◆ PROBLEM: Gather up all lines that carry the word "BANCO".

◆ RECORD SET:
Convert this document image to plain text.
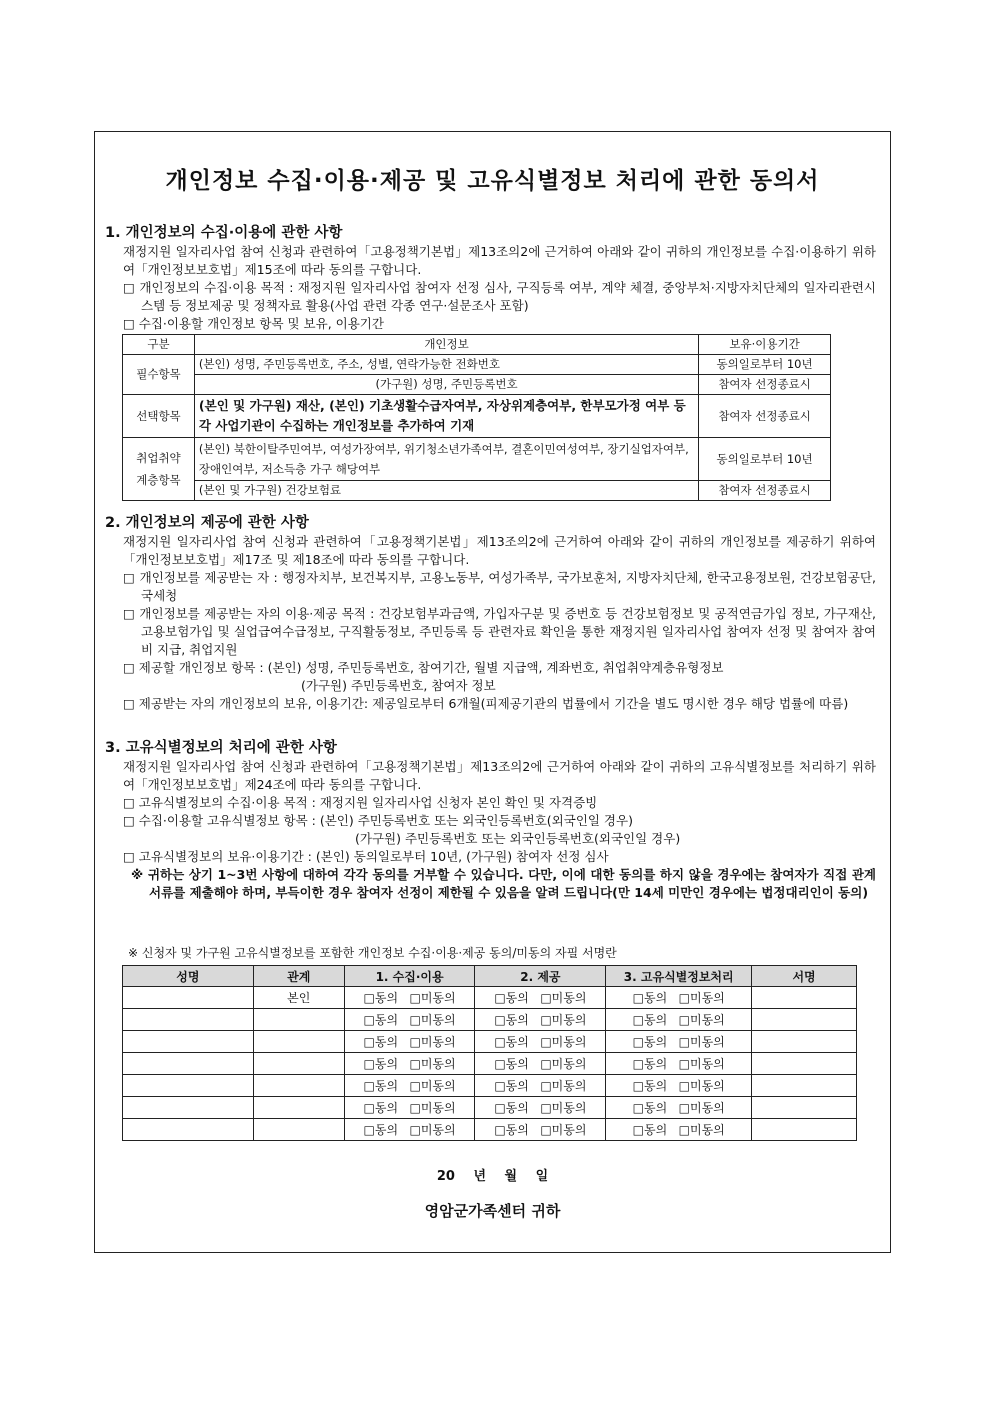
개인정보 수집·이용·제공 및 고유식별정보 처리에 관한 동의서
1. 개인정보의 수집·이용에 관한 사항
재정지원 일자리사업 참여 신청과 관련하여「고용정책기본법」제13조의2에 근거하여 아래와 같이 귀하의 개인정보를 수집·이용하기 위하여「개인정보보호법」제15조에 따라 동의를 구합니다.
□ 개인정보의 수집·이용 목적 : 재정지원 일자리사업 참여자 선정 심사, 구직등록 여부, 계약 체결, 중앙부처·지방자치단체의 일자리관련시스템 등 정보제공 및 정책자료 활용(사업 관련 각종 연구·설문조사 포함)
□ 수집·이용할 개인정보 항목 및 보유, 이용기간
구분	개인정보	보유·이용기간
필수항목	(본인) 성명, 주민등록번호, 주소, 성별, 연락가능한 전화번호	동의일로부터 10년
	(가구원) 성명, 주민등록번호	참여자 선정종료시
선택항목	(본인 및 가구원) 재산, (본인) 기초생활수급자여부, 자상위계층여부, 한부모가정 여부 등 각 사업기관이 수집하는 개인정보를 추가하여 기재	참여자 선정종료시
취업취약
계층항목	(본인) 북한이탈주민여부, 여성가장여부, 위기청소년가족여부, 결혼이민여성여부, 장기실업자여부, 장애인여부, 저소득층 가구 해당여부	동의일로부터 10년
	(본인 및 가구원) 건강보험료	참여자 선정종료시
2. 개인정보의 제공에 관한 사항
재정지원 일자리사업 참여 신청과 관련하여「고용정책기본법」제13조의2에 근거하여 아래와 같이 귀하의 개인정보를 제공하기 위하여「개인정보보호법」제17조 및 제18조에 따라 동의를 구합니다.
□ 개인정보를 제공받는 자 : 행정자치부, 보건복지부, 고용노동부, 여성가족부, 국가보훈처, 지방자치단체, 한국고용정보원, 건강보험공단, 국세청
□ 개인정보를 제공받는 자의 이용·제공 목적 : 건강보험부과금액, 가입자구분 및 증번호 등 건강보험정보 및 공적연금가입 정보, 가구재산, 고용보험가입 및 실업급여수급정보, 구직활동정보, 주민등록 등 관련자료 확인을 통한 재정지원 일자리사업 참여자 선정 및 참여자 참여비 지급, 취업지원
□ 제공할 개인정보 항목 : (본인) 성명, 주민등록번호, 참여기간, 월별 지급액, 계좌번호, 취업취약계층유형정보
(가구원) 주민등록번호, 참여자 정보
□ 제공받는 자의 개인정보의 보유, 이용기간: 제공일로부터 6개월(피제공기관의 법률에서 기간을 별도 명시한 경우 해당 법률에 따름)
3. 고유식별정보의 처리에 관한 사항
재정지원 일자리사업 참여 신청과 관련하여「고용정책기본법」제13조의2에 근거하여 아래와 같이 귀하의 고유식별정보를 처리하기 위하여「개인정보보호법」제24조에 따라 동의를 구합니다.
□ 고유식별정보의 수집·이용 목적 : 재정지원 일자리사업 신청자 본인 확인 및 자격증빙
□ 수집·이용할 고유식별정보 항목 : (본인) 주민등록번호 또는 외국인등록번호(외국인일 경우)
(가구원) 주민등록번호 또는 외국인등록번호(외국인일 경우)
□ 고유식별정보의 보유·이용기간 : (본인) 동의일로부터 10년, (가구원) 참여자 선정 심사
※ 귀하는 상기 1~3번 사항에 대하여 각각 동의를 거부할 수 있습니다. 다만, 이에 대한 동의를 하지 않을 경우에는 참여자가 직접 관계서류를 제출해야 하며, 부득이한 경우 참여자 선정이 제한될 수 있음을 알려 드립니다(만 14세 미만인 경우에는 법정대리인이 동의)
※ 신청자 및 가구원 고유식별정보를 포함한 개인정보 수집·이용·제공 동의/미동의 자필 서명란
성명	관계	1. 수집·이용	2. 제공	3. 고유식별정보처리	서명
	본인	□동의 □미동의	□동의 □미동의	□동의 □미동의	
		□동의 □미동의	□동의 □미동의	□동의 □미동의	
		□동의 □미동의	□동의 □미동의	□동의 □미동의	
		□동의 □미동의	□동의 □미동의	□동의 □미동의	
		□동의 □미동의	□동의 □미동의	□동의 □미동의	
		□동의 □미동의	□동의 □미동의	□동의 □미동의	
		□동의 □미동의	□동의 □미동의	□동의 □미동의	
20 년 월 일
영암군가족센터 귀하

---

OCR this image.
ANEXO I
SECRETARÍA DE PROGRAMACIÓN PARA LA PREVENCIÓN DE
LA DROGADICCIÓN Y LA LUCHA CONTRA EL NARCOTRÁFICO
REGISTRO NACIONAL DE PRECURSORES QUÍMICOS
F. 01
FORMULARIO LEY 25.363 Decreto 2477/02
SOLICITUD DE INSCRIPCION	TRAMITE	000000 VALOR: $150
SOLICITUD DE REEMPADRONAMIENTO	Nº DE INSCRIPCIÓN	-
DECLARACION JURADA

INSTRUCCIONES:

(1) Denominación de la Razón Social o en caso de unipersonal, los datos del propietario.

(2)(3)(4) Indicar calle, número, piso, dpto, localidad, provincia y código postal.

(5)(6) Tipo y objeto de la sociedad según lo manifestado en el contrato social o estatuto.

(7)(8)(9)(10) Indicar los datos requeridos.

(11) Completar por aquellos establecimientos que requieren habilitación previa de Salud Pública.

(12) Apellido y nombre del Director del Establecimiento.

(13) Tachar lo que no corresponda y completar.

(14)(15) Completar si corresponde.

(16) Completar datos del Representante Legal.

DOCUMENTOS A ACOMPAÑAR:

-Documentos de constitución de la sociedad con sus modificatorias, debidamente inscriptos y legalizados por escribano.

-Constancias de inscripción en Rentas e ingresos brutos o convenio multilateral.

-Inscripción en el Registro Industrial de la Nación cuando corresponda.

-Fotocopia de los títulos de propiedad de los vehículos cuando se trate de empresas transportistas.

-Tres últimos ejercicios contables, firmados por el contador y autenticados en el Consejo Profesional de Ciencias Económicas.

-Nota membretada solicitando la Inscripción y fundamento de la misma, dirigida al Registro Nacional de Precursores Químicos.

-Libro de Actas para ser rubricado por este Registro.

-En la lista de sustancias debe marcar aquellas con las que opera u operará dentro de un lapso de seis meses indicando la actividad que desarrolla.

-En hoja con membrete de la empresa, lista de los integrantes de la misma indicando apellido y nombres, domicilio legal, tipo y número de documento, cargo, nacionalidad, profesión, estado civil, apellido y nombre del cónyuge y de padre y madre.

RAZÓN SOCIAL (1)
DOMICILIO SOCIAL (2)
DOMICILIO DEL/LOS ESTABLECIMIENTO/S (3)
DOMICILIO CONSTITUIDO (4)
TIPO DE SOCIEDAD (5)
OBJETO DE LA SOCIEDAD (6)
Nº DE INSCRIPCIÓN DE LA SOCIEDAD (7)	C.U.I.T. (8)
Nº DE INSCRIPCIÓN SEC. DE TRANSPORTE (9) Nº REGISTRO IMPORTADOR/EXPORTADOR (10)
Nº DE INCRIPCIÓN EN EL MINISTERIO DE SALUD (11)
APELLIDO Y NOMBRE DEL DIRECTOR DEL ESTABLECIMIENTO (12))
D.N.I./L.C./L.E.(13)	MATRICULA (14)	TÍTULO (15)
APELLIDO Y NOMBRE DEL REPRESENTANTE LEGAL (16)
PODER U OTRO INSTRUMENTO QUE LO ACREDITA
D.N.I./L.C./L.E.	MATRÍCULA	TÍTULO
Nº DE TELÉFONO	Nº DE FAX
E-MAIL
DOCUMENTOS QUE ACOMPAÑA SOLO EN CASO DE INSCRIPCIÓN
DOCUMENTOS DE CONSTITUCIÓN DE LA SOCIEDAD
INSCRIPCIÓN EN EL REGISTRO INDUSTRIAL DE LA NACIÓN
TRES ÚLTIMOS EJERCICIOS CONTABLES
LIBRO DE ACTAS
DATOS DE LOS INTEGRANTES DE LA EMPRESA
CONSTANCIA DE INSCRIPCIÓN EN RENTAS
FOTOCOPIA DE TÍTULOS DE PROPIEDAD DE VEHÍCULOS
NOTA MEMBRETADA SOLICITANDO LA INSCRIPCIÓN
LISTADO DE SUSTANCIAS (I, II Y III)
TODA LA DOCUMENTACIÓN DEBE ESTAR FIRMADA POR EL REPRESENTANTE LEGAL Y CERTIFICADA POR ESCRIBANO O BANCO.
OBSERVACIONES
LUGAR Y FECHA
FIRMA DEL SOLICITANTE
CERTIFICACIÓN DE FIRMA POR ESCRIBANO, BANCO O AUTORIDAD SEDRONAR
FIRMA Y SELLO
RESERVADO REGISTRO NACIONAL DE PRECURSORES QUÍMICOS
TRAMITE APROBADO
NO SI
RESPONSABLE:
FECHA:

◆ WORKED ANSWER:
TODA LA DOCUMENTACIÓN DEBE ESTAR FIRMADA POR EL REPRESENTANTE LEGAL Y CERTIFICADA POR ESCRIBANO O BANCO.
CERTIFICACIÓN DE FIRMA POR ESCRIBANO, BANCO O AUTORIDAD SEDRONAR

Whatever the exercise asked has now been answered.